**Records shown:**
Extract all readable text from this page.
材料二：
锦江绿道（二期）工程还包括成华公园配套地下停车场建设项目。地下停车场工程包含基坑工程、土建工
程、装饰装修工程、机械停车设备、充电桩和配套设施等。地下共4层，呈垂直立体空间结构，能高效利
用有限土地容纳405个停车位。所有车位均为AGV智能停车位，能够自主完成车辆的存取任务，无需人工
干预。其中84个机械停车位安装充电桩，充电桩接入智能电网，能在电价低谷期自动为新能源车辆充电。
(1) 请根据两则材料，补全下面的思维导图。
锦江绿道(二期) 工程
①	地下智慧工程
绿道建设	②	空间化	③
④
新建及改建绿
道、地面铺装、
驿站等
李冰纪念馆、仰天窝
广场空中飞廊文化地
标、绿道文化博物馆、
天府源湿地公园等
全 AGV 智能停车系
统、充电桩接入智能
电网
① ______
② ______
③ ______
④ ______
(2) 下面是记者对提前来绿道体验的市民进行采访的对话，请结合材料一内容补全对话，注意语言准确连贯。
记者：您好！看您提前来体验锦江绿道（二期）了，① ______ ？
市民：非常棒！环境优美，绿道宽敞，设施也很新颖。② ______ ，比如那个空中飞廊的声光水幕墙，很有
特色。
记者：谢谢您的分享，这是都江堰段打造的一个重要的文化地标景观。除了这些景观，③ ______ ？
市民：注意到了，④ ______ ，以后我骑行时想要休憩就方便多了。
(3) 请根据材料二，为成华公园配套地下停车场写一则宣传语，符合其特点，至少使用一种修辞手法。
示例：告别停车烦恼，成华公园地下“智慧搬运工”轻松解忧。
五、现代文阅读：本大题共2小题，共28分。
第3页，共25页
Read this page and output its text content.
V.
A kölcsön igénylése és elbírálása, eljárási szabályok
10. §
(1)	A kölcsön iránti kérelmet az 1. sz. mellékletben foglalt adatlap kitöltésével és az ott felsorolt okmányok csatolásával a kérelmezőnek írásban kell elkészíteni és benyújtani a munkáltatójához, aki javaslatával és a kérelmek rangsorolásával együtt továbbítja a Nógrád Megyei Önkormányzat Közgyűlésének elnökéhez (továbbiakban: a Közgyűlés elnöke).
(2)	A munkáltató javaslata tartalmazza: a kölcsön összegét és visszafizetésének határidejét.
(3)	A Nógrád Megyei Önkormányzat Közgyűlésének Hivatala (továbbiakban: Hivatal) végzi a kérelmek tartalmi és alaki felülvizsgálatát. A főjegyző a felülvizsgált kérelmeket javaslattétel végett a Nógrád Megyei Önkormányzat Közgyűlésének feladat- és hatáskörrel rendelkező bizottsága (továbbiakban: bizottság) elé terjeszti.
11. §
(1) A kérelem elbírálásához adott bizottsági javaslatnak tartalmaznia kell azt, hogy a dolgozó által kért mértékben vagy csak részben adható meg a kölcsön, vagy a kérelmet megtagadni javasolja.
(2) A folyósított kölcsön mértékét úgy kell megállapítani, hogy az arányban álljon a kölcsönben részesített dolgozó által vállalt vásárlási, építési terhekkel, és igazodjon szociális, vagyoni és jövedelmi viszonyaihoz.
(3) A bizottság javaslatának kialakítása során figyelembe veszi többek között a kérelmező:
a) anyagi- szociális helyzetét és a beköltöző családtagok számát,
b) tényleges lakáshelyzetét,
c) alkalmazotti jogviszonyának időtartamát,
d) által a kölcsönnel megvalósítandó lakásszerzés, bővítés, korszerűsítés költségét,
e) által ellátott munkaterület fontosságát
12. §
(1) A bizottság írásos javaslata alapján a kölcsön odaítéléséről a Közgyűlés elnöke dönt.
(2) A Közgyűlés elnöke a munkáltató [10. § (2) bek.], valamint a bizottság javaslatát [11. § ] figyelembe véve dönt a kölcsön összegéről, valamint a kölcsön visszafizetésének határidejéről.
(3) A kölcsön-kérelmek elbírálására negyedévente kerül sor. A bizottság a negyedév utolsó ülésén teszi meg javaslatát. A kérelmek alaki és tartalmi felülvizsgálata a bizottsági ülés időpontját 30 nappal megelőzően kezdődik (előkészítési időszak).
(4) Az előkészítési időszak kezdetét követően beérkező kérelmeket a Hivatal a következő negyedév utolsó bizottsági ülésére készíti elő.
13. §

**Exercise instructions:**
Please quote the data above in full, with no line missing.

**Solution:**
Extract all readable text from this page.
材料二：
锦江绿道（二期）工程还包括成华公园配套地下停车场建设项目。地下停车场工程包含基坑工程、土建工
程、装饰装修工程、机械停车设备、充电桩和配套设施等。地下共4层，呈垂直立体空间结构，能高效利
用有限土地容纳405个停车位。所有车位均为AGV智能停车位，能够自主完成车辆的存取任务，无需人工
干预。其中84个机械停车位安装充电桩，充电桩接入智能电网，能在电价低谷期自动为新能源车辆充电。
(1) 请根据两则材料，补全下面的思维导图。
锦江绿道(二期) 工程
①	地下智慧工程
绿道建设	②	空间化	③
④
新建及改建绿
道、地面铺装、
驿站等
李冰纪念馆、仰天窝
广场空中飞廊文化地
标、绿道文化博物馆、
天府源湿地公园等
全 AGV 智能停车系
统、充电桩接入智能
电网
① ______
② ______
③ ______
④ ______
(2) 下面是记者对提前来绿道体验的市民进行采访的对话，请结合材料一内容补全对话，注意语言准确连贯。
记者：您好！看您提前来体验锦江绿道（二期）了，① ______ ？
市民：非常棒！环境优美，绿道宽敞，设施也很新颖。② ______ ，比如那个空中飞廊的声光水幕墙，很有
特色。
记者：谢谢您的分享，这是都江堰段打造的一个重要的文化地标景观。除了这些景观，③ ______ ？
市民：注意到了，④ ______ ，以后我骑行时想要休憩就方便多了。
(3) 请根据材料二，为成华公园配套地下停车场写一则宣传语，符合其特点，至少使用一种修辞手法。
示例：告别停车烦恼，成华公园地下“智慧搬运工”轻松解忧。
五、现代文阅读：本大题共2小题，共28分。
第3页，共25页
Read this page and output its text content.
V.
A kölcsön igénylése és elbírálása, eljárási szabályok
10. §
(1)	A kölcsön iránti kérelmet az 1. sz. mellékletben foglalt adatlap kitöltésével és az ott felsorolt okmányok csatolásával a kérelmezőnek írásban kell elkészíteni és benyújtani a munkáltatójához, aki javaslatával és a kérelmek rangsorolásával együtt továbbítja a Nógrád Megyei Önkormányzat Közgyűlésének elnökéhez (továbbiakban: a Közgyűlés elnöke).
(2)	A munkáltató javaslata tartalmazza: a kölcsön összegét és visszafizetésének határidejét.
(3)	A Nógrád Megyei Önkormányzat Közgyűlésének Hivatala (továbbiakban: Hivatal) végzi a kérelmek tartalmi és alaki felülvizsgálatát. A főjegyző a felülvizsgált kérelmeket javaslattétel végett a Nógrád Megyei Önkormányzat Közgyűlésének feladat- és hatáskörrel rendelkező bizottsága (továbbiakban: bizottság) elé terjeszti.
11. §
(1) A kérelem elbírálásához adott bizottsági javaslatnak tartalmaznia kell azt, hogy a dolgozó által kért mértékben vagy csak részben adható meg a kölcsön, vagy a kérelmet megtagadni javasolja.
(2) A folyósított kölcsön mértékét úgy kell megállapítani, hogy az arányban álljon a kölcsönben részesített dolgozó által vállalt vásárlási, építési terhekkel, és igazodjon szociális, vagyoni és jövedelmi viszonyaihoz.
(3) A bizottság javaslatának kialakítása során figyelembe veszi többek között a kérelmező:
a) anyagi- szociális helyzetét és a beköltöző családtagok számát,
b) tényleges lakáshelyzetét,
c) alkalmazotti jogviszonyának időtartamát,
d) által a kölcsönnel megvalósítandó lakásszerzés, bővítés, korszerűsítés költségét,
e) által ellátott munkaterület fontosságát
12. §
(1) A bizottság írásos javaslata alapján a kölcsön odaítéléséről a Közgyűlés elnöke dönt.
(2) A Közgyűlés elnöke a munkáltató [10. § (2) bek.], valamint a bizottság javaslatát [11. § ] figyelembe véve dönt a kölcsön összegéről, valamint a kölcsön visszafizetésének határidejéről.
(3) A kölcsön-kérelmek elbírálására negyedévente kerül sor. A bizottság a negyedév utolsó ülésén teszi meg javaslatát. A kérelmek alaki és tartalmi felülvizsgálata a bizottsági ülés időpontját 30 nappal megelőzően kezdődik (előkészítési időszak).
(4) Az előkészítési időszak kezdetét követően beérkező kérelmeket a Hivatal a következő negyedév utolsó bizottsági ülésére készíti elő.
13. §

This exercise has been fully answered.